-- start --

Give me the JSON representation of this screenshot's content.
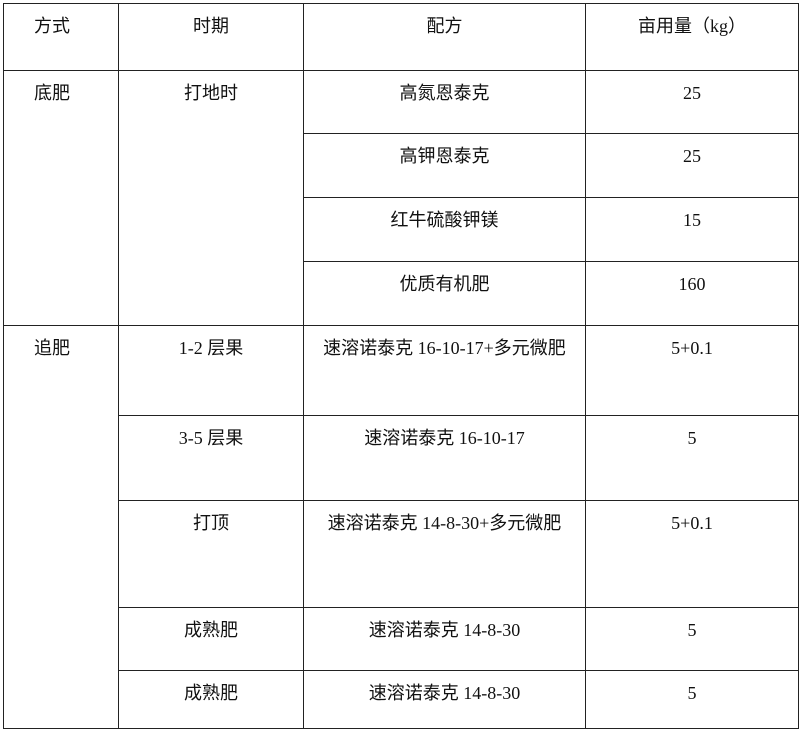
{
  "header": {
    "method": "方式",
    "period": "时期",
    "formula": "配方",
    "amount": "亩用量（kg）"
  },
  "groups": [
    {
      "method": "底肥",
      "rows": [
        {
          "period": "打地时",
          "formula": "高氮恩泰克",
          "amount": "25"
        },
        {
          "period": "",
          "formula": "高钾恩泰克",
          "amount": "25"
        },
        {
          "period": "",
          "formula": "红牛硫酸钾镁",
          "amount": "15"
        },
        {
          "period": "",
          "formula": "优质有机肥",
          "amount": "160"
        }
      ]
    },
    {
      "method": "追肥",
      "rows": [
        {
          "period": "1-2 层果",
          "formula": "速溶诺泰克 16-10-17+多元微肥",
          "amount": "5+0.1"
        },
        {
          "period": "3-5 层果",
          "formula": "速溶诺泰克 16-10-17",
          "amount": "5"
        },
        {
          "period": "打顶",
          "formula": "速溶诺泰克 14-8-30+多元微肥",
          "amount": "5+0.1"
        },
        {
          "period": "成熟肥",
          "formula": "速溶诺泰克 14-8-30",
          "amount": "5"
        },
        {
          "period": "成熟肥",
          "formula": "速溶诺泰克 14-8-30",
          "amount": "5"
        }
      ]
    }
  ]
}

-- end --

Each entry must be retyped word for word, with every image omitted.

Give me the JSON representation of this screenshot's content.
{
  "header": {
    "method": "方式",
    "period": "时期",
    "formula": "配方",
    "amount": "亩用量（kg）"
  },
  "groups": [
    {
      "method": "底肥",
      "rows": [
        {
          "period": "打地时",
          "formula": "高氮恩泰克",
          "amount": "25"
        },
        {
          "period": "",
          "formula": "高钾恩泰克",
          "amount": "25"
        },
        {
          "period": "",
          "formula": "红牛硫酸钾镁",
          "amount": "15"
        },
        {
          "period": "",
          "formula": "优质有机肥",
          "amount": "160"
        }
      ]
    },
    {
      "method": "追肥",
      "rows": [
        {
          "period": "1-2 层果",
          "formula": "速溶诺泰克 16-10-17+多元微肥",
          "amount": "5+0.1"
        },
        {
          "period": "3-5 层果",
          "formula": "速溶诺泰克 16-10-17",
          "amount": "5"
        },
        {
          "period": "打顶",
          "formula": "速溶诺泰克 14-8-30+多元微肥",
          "amount": "5+0.1"
        },
        {
          "period": "成熟肥",
          "formula": "速溶诺泰克 14-8-30",
          "amount": "5"
        },
        {
          "period": "成熟肥",
          "formula": "速溶诺泰克 14-8-30",
          "amount": "5"
        }
      ]
    }
  ]
}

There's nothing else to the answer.